§ **Data in this exercise**:
· · · · ·

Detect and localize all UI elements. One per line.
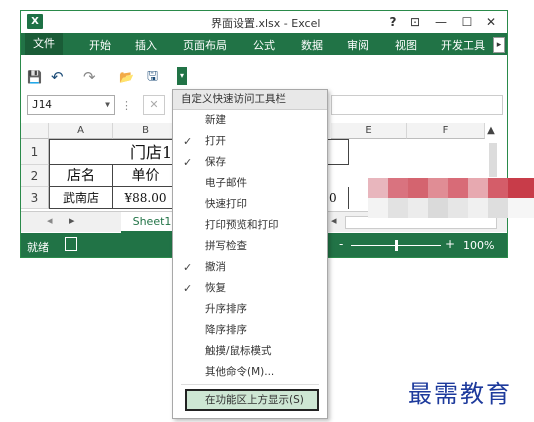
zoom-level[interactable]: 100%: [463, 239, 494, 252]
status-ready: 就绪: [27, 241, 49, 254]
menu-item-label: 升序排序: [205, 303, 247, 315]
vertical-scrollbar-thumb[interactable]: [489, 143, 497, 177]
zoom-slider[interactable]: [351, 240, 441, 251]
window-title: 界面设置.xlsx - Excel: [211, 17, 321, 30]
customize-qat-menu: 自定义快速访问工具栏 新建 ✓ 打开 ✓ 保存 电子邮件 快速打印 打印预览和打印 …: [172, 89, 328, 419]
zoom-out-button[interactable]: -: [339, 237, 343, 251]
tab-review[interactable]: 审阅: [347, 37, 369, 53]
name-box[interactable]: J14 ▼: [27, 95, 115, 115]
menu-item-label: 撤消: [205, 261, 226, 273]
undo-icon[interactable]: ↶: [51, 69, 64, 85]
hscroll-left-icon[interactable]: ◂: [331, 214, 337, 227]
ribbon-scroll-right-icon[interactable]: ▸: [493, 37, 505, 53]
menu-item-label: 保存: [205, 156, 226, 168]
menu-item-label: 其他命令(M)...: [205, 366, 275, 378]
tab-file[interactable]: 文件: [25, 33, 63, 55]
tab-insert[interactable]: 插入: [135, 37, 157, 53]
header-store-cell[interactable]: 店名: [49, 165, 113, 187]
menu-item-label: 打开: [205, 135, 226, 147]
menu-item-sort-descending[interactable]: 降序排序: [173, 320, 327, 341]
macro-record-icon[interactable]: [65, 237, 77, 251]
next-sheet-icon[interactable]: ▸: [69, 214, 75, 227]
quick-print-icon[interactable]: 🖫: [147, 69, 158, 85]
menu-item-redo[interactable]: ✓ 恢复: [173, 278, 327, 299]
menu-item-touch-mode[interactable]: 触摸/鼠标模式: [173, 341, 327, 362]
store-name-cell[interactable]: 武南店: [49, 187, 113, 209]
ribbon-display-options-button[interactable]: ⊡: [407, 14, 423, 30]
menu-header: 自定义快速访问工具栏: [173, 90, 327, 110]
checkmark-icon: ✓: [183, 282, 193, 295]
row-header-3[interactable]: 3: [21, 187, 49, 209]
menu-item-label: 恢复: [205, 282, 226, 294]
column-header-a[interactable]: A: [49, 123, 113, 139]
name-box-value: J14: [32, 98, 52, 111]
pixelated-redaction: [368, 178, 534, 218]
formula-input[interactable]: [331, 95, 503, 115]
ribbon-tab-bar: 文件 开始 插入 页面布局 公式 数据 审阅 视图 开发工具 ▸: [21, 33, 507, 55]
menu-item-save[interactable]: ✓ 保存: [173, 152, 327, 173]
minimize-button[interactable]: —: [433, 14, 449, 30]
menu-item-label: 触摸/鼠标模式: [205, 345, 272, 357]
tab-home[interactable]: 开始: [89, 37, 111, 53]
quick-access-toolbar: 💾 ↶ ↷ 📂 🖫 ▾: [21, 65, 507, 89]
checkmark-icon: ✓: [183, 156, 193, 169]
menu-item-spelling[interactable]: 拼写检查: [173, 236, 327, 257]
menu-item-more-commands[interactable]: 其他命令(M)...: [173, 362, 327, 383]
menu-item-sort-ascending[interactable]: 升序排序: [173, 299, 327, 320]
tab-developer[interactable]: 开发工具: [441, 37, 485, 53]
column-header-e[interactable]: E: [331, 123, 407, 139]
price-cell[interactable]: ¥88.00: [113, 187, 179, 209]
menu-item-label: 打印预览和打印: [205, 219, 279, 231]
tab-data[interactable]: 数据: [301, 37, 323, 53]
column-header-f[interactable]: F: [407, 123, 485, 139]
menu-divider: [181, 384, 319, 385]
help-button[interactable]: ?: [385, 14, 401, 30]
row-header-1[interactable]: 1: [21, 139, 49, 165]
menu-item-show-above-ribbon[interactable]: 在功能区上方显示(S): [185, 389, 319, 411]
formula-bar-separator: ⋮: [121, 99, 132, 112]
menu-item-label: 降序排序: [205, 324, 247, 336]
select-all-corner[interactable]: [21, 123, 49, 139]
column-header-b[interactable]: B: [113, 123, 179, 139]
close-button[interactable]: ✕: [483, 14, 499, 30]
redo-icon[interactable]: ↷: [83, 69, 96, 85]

· · · · ·

§ **What the task asks**:
Copy out every line above word for word, but omit the picture.

§ **Written answer**:
Detect and localize all UI elements. One per line.
zoom-level[interactable]: 100%: [463, 239, 494, 252]
status-ready: 就绪: [27, 241, 49, 254]
menu-item-label: 升序排序: [205, 303, 247, 315]
vertical-scrollbar-thumb[interactable]: [489, 143, 497, 177]
zoom-slider[interactable]: [351, 240, 441, 251]
window-title: 界面设置.xlsx - Excel: [211, 17, 321, 30]
customize-qat-menu: 自定义快速访问工具栏 新建 ✓ 打开 ✓ 保存 电子邮件 快速打印 打印预览和打印 …: [172, 89, 328, 419]
zoom-out-button[interactable]: -: [339, 237, 343, 251]
tab-review[interactable]: 审阅: [347, 37, 369, 53]
name-box[interactable]: J14 ▼: [27, 95, 115, 115]
menu-item-label: 撤消: [205, 261, 226, 273]
undo-icon[interactable]: ↶: [51, 69, 64, 85]
hscroll-left-icon[interactable]: ◂: [331, 214, 337, 227]
ribbon-scroll-right-icon[interactable]: ▸: [493, 37, 505, 53]
menu-item-label: 保存: [205, 156, 226, 168]
menu-item-label: 其他命令(M)...: [205, 366, 275, 378]
tab-file[interactable]: 文件: [25, 33, 63, 55]
tab-insert[interactable]: 插入: [135, 37, 157, 53]
header-store-cell[interactable]: 店名: [49, 165, 113, 187]
menu-item-label: 打开: [205, 135, 226, 147]
menu-item-sort-descending[interactable]: 降序排序: [173, 320, 327, 341]
macro-record-icon[interactable]: [65, 237, 77, 251]
next-sheet-icon[interactable]: ▸: [69, 214, 75, 227]
quick-print-icon[interactable]: 🖫: [147, 69, 158, 85]
menu-item-redo[interactable]: ✓ 恢复: [173, 278, 327, 299]
menu-item-touch-mode[interactable]: 触摸/鼠标模式: [173, 341, 327, 362]
store-name-cell[interactable]: 武南店: [49, 187, 113, 209]
ribbon-display-options-button[interactable]: ⊡: [407, 14, 423, 30]
menu-header: 自定义快速访问工具栏: [173, 90, 327, 110]
checkmark-icon: ✓: [183, 282, 193, 295]
row-header-3[interactable]: 3: [21, 187, 49, 209]
menu-item-label: 恢复: [205, 282, 226, 294]
column-header-a[interactable]: A: [49, 123, 113, 139]
name-box-value: J14: [32, 98, 52, 111]
pixelated-redaction: [368, 178, 534, 218]
formula-input[interactable]: [331, 95, 503, 115]
ribbon-tab-bar: 文件 开始 插入 页面布局 公式 数据 审阅 视图 开发工具 ▸: [21, 33, 507, 55]
menu-item-save[interactable]: ✓ 保存: [173, 152, 327, 173]
minimize-button[interactable]: —: [433, 14, 449, 30]
menu-item-label: 触摸/鼠标模式: [205, 345, 272, 357]
tab-home[interactable]: 开始: [89, 37, 111, 53]
quick-access-toolbar: 💾 ↶ ↷ 📂 🖫 ▾: [21, 65, 507, 89]
checkmark-icon: ✓: [183, 156, 193, 169]
menu-item-spelling[interactable]: 拼写检查: [173, 236, 327, 257]
menu-item-more-commands[interactable]: 其他命令(M)...: [173, 362, 327, 383]
menu-item-sort-ascending[interactable]: 升序排序: [173, 299, 327, 320]
tab-developer[interactable]: 开发工具: [441, 37, 485, 53]
column-header-e[interactable]: E: [331, 123, 407, 139]
price-cell[interactable]: ¥88.00: [113, 187, 179, 209]
menu-item-label: 打印预览和打印: [205, 219, 279, 231]
tab-data[interactable]: 数据: [301, 37, 323, 53]
column-header-f[interactable]: F: [407, 123, 485, 139]
menu-divider: [181, 384, 319, 385]
help-button[interactable]: ?: [385, 14, 401, 30]
row-header-1[interactable]: 1: [21, 139, 49, 165]
menu-item-show-above-ribbon[interactable]: 在功能区上方显示(S): [185, 389, 319, 411]
formula-bar-separator: ⋮: [121, 99, 132, 112]
menu-item-label: 降序排序: [205, 324, 247, 336]
select-all-corner[interactable]: [21, 123, 49, 139]
column-header-b[interactable]: B: [113, 123, 179, 139]
close-button[interactable]: ✕: [483, 14, 499, 30]
redo-icon[interactable]: ↷: [83, 69, 96, 85]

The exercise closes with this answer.